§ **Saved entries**

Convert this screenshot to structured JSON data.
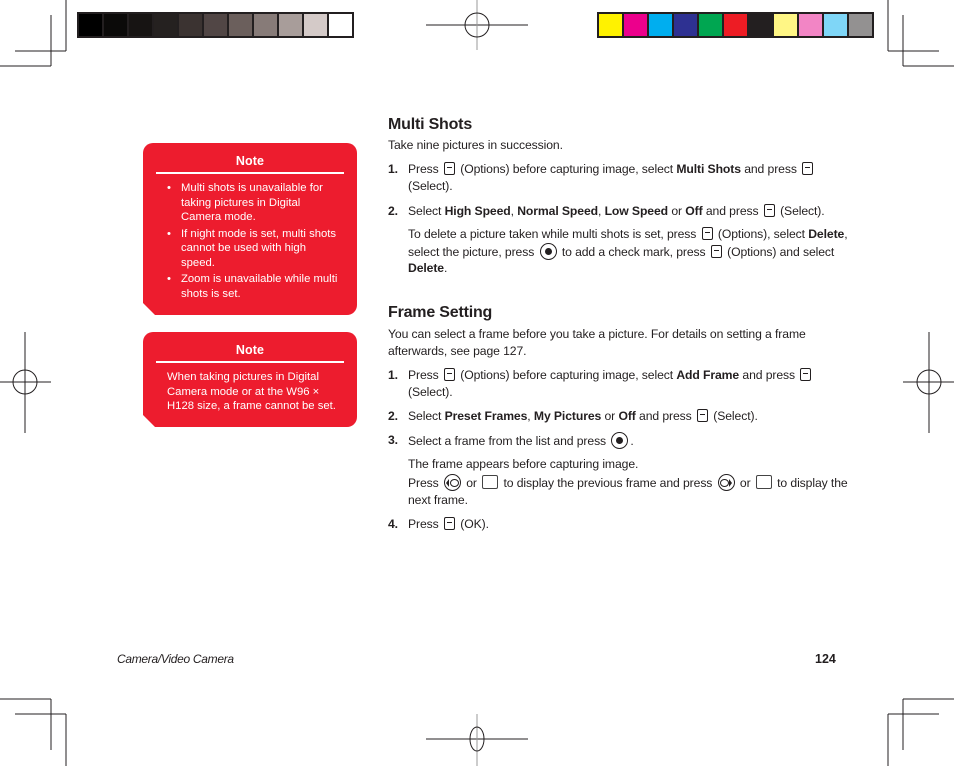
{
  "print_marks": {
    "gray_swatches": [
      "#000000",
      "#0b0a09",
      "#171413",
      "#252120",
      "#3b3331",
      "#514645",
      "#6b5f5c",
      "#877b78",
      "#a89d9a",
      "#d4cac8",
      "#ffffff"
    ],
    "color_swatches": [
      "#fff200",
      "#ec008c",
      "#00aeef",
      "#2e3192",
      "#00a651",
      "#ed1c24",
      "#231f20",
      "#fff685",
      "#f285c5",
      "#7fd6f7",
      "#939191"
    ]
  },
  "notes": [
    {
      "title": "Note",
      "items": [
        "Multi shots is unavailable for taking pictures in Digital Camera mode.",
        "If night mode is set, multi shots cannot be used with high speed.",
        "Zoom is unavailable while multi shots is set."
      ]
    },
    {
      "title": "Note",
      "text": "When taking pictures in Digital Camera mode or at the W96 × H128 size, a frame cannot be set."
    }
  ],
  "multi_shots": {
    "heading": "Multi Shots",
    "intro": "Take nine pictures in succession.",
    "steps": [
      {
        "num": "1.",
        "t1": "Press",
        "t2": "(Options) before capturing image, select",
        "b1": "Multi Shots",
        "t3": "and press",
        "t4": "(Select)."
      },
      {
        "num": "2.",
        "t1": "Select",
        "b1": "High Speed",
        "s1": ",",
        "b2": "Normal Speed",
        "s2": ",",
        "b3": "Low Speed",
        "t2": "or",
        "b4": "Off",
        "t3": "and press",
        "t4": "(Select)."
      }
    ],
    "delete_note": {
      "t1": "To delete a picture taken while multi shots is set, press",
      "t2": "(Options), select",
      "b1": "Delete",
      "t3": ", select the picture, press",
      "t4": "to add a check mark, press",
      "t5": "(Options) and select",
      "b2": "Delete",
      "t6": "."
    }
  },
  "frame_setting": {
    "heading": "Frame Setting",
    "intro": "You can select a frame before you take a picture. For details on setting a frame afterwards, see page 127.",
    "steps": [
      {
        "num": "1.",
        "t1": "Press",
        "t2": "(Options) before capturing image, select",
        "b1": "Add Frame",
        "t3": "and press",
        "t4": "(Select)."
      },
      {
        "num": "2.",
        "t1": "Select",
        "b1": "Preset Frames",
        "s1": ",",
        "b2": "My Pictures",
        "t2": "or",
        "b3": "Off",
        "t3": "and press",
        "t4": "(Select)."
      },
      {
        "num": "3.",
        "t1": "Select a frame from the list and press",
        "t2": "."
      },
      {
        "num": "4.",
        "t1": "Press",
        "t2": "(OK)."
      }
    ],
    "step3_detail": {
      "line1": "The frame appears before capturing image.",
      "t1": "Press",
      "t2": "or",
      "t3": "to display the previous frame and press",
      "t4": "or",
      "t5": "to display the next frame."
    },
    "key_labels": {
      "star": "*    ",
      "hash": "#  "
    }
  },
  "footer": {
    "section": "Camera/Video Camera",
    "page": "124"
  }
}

§ **Exercise aim**
All records must be output exactly as they are, except for the pictures, which are left out.

§ **Response to this exercise**
Convert this screenshot to structured JSON data.
{
  "print_marks": {
    "gray_swatches": [
      "#000000",
      "#0b0a09",
      "#171413",
      "#252120",
      "#3b3331",
      "#514645",
      "#6b5f5c",
      "#877b78",
      "#a89d9a",
      "#d4cac8",
      "#ffffff"
    ],
    "color_swatches": [
      "#fff200",
      "#ec008c",
      "#00aeef",
      "#2e3192",
      "#00a651",
      "#ed1c24",
      "#231f20",
      "#fff685",
      "#f285c5",
      "#7fd6f7",
      "#939191"
    ]
  },
  "notes": [
    {
      "title": "Note",
      "items": [
        "Multi shots is unavailable for taking pictures in Digital Camera mode.",
        "If night mode is set, multi shots cannot be used with high speed.",
        "Zoom is unavailable while multi shots is set."
      ]
    },
    {
      "title": "Note",
      "text": "When taking pictures in Digital Camera mode or at the W96 × H128 size, a frame cannot be set."
    }
  ],
  "multi_shots": {
    "heading": "Multi Shots",
    "intro": "Take nine pictures in succession.",
    "steps": [
      {
        "num": "1.",
        "t1": "Press",
        "t2": "(Options) before capturing image, select",
        "b1": "Multi Shots",
        "t3": "and press",
        "t4": "(Select)."
      },
      {
        "num": "2.",
        "t1": "Select",
        "b1": "High Speed",
        "s1": ",",
        "b2": "Normal Speed",
        "s2": ",",
        "b3": "Low Speed",
        "t2": "or",
        "b4": "Off",
        "t3": "and press",
        "t4": "(Select)."
      }
    ],
    "delete_note": {
      "t1": "To delete a picture taken while multi shots is set, press",
      "t2": "(Options), select",
      "b1": "Delete",
      "t3": ", select the picture, press",
      "t4": "to add a check mark, press",
      "t5": "(Options) and select",
      "b2": "Delete",
      "t6": "."
    }
  },
  "frame_setting": {
    "heading": "Frame Setting",
    "intro": "You can select a frame before you take a picture. For details on setting a frame afterwards, see page 127.",
    "steps": [
      {
        "num": "1.",
        "t1": "Press",
        "t2": "(Options) before capturing image, select",
        "b1": "Add Frame",
        "t3": "and press",
        "t4": "(Select)."
      },
      {
        "num": "2.",
        "t1": "Select",
        "b1": "Preset Frames",
        "s1": ",",
        "b2": "My Pictures",
        "t2": "or",
        "b3": "Off",
        "t3": "and press",
        "t4": "(Select)."
      },
      {
        "num": "3.",
        "t1": "Select a frame from the list and press",
        "t2": "."
      },
      {
        "num": "4.",
        "t1": "Press",
        "t2": "(OK)."
      }
    ],
    "step3_detail": {
      "line1": "The frame appears before capturing image.",
      "t1": "Press",
      "t2": "or",
      "t3": "to display the previous frame and press",
      "t4": "or",
      "t5": "to display the next frame."
    },
    "key_labels": {
      "star": "*    ",
      "hash": "#  "
    }
  },
  "footer": {
    "section": "Camera/Video Camera",
    "page": "124"
  }
}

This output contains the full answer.